• [DIRECTIONS]
Set out each line from the following listing that includes the word "Kent".

• [MATERIAL FOR THIS EXERCISE]
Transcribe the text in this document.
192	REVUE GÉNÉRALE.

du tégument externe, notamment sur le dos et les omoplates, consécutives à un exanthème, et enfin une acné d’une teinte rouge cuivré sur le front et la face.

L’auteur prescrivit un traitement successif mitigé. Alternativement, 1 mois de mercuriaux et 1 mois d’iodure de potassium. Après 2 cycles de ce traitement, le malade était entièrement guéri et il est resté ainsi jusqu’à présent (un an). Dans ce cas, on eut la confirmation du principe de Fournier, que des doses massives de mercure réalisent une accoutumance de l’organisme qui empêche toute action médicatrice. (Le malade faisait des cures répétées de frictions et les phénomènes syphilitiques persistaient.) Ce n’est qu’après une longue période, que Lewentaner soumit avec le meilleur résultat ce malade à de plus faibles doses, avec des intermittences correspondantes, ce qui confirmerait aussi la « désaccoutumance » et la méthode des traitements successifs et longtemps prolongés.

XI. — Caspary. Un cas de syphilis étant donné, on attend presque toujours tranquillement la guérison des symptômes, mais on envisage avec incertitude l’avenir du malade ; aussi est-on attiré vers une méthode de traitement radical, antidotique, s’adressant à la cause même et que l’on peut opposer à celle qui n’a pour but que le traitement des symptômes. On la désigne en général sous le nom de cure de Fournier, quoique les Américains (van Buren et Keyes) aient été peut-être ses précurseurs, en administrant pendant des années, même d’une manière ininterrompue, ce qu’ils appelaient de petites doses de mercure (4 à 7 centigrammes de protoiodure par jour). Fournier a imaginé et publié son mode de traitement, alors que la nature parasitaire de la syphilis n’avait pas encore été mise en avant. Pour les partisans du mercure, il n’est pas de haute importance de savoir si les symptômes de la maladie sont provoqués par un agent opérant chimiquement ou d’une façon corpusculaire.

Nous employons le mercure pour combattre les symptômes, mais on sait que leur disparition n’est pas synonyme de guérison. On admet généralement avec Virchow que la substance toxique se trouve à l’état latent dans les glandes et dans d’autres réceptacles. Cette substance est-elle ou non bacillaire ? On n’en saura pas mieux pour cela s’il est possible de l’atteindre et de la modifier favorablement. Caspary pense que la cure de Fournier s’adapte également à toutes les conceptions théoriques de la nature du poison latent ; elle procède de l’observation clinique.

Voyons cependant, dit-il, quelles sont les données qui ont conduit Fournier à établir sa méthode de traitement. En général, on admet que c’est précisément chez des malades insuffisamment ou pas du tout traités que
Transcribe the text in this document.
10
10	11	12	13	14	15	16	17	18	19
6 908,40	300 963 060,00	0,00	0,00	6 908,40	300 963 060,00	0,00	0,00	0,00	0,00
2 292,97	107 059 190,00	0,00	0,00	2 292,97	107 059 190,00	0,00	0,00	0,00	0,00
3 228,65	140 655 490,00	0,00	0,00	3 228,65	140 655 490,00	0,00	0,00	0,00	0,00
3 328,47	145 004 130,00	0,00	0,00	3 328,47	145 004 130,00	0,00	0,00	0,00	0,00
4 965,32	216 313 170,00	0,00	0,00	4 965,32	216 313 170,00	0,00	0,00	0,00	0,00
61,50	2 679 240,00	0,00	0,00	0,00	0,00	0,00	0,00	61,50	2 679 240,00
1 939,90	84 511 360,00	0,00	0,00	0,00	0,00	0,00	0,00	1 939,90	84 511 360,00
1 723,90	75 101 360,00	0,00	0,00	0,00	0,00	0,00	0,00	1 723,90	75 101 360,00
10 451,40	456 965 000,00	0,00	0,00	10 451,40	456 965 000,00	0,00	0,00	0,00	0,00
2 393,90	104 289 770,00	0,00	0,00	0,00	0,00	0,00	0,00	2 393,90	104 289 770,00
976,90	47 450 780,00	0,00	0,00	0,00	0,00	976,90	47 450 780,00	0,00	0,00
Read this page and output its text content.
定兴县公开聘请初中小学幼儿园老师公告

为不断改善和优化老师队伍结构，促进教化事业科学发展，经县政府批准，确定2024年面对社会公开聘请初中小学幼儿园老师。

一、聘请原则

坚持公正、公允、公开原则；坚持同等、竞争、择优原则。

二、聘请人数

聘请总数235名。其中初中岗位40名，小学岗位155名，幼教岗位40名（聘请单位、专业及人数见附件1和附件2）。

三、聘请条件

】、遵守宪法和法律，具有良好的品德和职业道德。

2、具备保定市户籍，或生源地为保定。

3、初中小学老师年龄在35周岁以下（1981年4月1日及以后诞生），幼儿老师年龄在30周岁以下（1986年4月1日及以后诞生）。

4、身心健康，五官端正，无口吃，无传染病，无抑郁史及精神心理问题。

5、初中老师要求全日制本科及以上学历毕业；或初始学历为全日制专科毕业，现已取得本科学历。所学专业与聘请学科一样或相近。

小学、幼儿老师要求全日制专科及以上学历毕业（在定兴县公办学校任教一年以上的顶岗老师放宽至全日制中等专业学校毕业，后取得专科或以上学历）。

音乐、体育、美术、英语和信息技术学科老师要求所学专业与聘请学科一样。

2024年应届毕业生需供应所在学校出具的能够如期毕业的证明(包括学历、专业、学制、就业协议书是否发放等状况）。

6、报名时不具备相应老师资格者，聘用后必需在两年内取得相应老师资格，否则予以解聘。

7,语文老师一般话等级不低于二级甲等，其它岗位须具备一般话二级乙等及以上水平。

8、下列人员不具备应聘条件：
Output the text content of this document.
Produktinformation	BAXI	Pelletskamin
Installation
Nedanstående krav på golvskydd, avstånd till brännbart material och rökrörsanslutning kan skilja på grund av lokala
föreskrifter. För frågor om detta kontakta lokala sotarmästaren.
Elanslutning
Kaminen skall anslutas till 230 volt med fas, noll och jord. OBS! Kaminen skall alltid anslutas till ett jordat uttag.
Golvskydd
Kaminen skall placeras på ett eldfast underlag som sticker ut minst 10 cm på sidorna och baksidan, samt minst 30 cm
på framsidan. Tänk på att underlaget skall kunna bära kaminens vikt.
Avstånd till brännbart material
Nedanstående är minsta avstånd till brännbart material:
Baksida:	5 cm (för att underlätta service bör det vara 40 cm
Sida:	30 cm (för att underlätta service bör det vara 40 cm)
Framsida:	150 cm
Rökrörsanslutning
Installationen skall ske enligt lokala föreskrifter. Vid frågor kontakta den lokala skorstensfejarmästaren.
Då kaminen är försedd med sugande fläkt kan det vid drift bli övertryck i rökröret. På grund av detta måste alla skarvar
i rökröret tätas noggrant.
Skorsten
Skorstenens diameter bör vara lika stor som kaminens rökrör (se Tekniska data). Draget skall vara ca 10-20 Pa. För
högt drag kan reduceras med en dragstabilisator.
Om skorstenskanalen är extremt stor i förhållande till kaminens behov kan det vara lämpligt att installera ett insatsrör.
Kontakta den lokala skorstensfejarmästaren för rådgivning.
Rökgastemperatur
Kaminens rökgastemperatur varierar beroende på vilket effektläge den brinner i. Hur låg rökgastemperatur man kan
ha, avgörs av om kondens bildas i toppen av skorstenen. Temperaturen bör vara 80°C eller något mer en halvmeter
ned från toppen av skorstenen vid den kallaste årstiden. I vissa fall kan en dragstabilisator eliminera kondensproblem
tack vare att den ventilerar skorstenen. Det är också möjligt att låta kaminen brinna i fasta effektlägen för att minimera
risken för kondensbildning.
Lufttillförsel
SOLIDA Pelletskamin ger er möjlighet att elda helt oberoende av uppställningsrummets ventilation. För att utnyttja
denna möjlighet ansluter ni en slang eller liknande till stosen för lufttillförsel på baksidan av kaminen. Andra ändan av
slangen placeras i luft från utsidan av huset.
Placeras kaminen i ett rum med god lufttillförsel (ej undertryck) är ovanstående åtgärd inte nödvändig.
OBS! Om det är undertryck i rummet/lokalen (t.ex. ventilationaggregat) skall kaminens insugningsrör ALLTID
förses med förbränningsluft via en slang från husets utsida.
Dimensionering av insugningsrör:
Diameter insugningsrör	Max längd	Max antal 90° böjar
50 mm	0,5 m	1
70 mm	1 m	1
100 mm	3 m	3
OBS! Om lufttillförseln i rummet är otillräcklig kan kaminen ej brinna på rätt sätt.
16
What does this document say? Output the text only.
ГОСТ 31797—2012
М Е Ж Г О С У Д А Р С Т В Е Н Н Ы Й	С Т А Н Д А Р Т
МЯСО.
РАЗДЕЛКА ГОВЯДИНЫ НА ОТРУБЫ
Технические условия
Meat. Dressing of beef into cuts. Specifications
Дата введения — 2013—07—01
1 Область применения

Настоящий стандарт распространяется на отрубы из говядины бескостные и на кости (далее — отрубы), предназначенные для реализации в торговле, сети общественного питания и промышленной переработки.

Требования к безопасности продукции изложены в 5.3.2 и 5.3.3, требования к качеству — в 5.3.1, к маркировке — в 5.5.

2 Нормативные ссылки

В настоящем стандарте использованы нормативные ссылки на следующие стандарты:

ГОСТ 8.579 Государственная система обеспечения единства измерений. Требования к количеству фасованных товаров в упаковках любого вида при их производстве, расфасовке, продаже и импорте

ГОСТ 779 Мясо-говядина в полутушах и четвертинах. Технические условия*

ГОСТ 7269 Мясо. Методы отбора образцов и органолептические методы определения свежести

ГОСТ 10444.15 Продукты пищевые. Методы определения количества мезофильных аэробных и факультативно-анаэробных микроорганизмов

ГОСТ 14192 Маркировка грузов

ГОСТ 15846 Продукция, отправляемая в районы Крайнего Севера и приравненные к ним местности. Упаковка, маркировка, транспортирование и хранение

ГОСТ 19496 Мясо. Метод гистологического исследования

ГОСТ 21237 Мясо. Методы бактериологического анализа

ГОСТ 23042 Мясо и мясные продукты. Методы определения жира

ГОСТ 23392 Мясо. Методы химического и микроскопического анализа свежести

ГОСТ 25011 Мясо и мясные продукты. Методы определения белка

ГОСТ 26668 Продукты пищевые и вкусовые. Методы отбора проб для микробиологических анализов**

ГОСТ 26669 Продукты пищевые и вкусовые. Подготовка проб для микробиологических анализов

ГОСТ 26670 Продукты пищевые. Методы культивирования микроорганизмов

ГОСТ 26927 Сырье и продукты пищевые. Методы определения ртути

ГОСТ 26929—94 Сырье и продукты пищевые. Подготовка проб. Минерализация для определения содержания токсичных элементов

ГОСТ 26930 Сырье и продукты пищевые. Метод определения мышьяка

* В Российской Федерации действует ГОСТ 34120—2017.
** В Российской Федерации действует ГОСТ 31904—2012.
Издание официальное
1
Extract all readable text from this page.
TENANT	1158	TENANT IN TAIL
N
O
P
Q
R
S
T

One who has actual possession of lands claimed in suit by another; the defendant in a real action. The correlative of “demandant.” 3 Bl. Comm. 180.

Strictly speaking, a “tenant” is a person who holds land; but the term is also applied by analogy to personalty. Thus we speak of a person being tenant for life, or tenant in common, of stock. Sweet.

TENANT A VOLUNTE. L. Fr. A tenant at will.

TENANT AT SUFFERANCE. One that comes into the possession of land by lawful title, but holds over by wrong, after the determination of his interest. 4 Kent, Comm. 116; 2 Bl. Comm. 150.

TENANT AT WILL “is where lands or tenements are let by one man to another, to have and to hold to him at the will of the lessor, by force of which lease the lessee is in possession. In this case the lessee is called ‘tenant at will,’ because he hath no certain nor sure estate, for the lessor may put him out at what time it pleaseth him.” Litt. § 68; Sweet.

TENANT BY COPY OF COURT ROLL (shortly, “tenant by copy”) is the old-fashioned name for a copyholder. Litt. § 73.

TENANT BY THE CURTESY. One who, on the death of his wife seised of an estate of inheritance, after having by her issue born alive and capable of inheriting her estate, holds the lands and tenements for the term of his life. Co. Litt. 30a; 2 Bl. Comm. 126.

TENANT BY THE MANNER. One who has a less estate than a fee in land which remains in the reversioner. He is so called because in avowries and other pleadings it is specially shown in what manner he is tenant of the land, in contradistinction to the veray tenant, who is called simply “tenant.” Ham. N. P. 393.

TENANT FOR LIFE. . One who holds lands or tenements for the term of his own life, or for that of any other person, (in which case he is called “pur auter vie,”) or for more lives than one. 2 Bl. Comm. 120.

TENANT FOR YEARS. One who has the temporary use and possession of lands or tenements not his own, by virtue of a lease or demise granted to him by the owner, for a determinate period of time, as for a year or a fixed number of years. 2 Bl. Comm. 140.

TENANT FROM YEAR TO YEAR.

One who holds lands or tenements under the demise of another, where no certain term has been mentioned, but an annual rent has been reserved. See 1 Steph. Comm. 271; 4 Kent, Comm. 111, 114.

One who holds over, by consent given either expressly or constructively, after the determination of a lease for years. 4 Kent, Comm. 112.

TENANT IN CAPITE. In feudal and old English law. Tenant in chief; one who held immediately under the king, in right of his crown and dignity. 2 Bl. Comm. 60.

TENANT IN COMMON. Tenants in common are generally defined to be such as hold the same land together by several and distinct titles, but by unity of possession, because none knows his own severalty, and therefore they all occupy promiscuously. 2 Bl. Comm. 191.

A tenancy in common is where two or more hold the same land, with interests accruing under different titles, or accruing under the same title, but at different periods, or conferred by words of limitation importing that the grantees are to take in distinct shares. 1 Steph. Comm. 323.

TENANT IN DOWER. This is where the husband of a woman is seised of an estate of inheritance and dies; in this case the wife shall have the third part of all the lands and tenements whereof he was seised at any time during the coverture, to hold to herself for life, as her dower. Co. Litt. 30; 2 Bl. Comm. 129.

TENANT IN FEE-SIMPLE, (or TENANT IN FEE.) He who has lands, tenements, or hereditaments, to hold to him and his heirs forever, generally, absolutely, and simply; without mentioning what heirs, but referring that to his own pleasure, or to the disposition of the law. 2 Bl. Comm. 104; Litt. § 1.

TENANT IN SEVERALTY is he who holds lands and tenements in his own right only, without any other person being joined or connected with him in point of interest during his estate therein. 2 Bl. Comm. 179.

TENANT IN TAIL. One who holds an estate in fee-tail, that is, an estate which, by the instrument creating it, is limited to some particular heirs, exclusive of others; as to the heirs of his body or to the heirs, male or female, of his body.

• [WORKED ANSWER]
TENANT AT SUFFERANCE. One that comes into the possession of land by lawful title, but holds over by wrong, after the determination of his interest. 4 Kent, Comm. 116; 2 Bl. Comm. 150.
One who holds lands or tenements under the demise of another, where no certain term has been mentioned, but an annual rent has been reserved. See 1 Steph. Comm. 271; 4 Kent, Comm. 111, 114.
One who holds over, by consent given either expressly or constructively, after the determination of a lease for years. 4 Kent, Comm. 112.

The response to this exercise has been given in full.